■ **Exercise instructions**
Go through the material below and copy all lines with "usługi".

■ **Exercise materials**
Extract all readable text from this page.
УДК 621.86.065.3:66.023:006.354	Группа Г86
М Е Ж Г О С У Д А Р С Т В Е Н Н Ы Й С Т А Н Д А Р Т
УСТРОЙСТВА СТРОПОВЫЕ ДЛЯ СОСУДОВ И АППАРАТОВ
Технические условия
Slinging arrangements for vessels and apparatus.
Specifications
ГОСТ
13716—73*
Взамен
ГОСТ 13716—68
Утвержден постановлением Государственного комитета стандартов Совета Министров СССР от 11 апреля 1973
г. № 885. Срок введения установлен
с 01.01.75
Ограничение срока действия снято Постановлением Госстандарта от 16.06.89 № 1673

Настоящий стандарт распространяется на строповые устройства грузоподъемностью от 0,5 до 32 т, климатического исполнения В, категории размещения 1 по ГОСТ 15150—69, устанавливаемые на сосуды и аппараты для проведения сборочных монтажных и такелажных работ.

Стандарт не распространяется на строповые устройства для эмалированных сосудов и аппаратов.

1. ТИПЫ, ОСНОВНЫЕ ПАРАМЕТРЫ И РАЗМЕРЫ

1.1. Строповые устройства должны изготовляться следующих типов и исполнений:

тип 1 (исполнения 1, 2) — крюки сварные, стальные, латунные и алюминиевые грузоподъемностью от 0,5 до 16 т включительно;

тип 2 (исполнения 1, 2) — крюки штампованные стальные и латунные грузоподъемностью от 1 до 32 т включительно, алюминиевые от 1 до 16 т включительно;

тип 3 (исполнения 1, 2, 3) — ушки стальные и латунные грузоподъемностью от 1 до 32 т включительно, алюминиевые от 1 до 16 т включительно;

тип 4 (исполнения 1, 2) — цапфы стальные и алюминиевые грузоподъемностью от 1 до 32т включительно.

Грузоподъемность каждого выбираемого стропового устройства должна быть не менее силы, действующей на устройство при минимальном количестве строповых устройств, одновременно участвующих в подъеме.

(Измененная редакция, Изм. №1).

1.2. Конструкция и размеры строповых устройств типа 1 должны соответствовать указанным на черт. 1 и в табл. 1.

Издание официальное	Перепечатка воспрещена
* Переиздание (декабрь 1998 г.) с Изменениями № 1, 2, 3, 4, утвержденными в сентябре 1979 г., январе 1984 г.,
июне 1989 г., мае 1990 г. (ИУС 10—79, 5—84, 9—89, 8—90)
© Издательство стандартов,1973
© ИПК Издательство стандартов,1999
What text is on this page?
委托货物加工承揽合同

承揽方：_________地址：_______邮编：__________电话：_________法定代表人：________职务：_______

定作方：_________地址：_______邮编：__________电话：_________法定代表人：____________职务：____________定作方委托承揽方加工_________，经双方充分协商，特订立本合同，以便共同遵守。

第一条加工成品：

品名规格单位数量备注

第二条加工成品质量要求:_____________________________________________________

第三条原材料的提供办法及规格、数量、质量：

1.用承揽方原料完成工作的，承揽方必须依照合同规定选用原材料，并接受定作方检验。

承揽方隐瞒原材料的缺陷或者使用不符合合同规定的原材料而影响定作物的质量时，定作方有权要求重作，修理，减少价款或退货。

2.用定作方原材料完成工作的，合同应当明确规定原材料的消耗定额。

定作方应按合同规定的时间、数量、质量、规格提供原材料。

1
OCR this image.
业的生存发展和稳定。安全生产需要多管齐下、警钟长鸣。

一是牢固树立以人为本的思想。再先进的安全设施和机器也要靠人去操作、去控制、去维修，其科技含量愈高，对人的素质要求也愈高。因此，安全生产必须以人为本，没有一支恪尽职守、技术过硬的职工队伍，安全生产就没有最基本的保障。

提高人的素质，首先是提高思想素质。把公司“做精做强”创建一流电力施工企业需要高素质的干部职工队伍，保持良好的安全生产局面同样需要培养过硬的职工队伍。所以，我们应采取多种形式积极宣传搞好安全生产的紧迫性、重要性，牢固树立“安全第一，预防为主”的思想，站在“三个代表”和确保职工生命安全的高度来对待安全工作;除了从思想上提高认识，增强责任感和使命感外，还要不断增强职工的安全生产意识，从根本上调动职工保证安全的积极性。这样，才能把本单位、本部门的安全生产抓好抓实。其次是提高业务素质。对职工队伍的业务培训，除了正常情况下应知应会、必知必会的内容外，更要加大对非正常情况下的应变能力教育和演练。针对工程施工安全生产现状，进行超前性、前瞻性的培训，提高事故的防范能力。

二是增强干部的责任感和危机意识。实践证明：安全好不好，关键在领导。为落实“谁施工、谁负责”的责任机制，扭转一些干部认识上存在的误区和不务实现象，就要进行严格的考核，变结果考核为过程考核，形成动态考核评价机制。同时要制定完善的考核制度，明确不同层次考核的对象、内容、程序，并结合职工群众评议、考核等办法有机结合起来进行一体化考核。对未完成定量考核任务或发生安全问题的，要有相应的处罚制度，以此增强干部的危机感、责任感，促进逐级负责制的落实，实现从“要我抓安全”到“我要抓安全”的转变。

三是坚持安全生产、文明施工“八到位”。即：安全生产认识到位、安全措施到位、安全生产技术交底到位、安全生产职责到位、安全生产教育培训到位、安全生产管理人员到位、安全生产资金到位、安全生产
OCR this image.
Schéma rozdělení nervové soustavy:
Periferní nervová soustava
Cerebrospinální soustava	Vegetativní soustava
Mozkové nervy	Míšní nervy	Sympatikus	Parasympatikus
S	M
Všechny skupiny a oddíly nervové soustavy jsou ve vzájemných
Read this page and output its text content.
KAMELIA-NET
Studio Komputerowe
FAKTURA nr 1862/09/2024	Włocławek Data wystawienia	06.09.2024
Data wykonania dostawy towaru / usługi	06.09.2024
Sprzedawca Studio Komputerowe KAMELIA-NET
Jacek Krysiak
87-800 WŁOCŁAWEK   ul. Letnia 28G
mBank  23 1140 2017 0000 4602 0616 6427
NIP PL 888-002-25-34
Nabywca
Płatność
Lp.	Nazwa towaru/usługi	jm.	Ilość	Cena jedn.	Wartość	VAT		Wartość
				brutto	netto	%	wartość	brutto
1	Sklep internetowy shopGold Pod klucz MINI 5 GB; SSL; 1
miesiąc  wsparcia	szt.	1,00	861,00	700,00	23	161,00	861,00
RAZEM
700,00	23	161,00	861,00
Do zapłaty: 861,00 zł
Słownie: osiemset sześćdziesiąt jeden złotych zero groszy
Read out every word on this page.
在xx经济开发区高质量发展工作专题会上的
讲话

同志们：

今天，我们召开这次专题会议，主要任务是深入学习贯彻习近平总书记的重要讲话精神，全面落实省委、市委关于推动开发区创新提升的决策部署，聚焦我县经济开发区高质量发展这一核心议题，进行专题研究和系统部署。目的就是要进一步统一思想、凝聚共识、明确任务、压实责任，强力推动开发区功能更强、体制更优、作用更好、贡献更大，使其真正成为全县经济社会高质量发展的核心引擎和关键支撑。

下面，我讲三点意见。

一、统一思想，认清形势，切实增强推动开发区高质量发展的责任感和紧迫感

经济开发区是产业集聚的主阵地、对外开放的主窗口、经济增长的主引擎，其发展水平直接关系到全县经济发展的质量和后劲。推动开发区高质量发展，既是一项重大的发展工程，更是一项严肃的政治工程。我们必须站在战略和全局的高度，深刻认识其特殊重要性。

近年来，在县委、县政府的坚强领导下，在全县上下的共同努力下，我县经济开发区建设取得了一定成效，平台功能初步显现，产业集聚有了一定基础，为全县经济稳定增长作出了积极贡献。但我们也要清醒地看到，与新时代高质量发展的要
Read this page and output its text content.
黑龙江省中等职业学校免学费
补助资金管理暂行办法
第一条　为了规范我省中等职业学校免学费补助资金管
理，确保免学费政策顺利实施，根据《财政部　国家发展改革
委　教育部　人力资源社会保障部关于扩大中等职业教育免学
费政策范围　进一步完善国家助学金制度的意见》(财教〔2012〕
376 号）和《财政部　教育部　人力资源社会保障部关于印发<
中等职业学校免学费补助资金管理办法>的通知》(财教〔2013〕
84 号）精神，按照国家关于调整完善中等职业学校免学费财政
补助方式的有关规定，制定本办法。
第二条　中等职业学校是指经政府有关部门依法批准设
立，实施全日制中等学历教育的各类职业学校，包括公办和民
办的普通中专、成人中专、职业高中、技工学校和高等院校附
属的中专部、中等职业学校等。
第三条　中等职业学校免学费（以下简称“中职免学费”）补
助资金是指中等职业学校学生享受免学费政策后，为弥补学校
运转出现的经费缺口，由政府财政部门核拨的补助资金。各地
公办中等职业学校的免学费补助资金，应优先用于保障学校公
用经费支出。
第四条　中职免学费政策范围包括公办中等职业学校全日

■ **Solution for this problem**
Data wykonania dostawy towaru / usługi	06.09.2024
Lp.	Nazwa towaru/usługi	jm.	Ilość	Cena jedn.	Wartość	VAT		Wartość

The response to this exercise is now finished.